— BEGIN —
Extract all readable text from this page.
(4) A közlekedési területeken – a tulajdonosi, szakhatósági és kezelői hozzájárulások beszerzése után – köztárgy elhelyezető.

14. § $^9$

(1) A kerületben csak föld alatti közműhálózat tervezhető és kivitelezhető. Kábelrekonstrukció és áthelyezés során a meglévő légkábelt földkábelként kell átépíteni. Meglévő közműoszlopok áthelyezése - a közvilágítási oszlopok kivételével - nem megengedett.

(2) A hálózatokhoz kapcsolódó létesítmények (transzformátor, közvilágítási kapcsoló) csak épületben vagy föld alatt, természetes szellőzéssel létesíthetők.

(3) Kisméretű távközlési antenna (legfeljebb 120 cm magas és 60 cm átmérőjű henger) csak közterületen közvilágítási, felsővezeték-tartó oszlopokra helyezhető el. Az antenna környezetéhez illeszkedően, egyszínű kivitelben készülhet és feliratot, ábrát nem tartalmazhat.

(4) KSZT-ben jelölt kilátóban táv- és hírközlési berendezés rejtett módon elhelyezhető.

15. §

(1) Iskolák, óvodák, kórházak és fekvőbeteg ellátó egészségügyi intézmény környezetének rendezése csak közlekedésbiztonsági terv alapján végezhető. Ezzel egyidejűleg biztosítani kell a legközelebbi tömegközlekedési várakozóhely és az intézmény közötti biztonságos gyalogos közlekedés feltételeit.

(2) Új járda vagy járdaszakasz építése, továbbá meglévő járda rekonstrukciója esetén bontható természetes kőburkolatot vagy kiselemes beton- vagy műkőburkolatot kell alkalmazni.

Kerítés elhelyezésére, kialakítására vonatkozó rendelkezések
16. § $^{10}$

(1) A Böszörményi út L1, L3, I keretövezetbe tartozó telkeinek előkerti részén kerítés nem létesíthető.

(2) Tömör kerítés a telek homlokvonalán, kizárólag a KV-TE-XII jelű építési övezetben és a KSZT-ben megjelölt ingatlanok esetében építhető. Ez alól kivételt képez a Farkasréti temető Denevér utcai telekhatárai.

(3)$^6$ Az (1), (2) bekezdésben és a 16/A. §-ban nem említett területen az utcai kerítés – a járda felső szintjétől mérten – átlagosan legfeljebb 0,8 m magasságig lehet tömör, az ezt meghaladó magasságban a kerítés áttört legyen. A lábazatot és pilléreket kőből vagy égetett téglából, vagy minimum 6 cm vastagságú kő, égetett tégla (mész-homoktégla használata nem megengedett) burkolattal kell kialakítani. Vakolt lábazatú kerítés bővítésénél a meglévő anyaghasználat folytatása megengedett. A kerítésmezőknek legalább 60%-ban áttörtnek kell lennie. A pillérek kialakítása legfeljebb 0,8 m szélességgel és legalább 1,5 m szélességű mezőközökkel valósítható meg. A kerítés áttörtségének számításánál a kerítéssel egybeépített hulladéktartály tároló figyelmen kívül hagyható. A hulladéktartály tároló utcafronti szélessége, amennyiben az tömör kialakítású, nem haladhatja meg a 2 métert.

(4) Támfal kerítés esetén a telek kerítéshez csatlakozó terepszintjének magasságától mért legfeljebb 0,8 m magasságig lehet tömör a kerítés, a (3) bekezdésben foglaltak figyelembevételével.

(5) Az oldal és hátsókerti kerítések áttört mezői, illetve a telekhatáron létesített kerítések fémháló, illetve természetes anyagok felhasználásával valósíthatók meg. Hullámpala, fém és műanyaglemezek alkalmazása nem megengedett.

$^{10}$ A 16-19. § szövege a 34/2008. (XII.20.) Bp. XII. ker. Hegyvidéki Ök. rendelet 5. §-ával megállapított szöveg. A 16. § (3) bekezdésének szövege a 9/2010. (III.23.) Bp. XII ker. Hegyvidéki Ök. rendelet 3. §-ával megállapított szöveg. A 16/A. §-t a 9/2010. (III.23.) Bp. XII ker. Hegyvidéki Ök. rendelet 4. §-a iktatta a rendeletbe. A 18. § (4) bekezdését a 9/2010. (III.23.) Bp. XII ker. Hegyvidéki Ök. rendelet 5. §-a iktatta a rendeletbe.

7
— END —
# Objective:
Copy every line that contains the string "áttört".

# Reply to the exercise:
(3)$^6$ Az (1), (2) bekezdésben és a 16/A. §-ban nem említett területen az utcai kerítés – a járda felső szintjétől mérten – átlagosan legfeljebb 0,8 m magasságig lehet tömör, az ezt meghaladó magasságban a kerítés áttört legyen. A lábazatot és pilléreket kőből vagy égetett téglából, vagy minimum 6 cm vastagságú kő, égetett tégla (mész-homoktégla használata nem megengedett) burkolattal kell kialakítani. Vakolt lábazatú kerítés bővítésénél a meglévő anyaghasználat folytatása megengedett. A kerítésmezőknek legalább 60%-ban áttörtnek kell lennie. A pillérek kialakítása legfeljebb 0,8 m szélességgel és legalább 1,5 m szélességű mezőközökkel valósítható meg. A kerítés áttörtségének számításánál a kerítéssel egybeépített hulladéktartály tároló figyelmen kívül hagyható. A hulladéktartály tároló utcafronti szélessége, amennyiben az tömör kialakítású, nem haladhatja meg a 2 métert.
(5) Az oldal és hátsókerti kerítések áttört mezői, illetve a telekhatáron létesített kerítések fémháló, illetve természetes anyagok felhasználásával valósíthatók meg. Hullámpala, fém és műanyaglemezek alkalmazása nem megengedett.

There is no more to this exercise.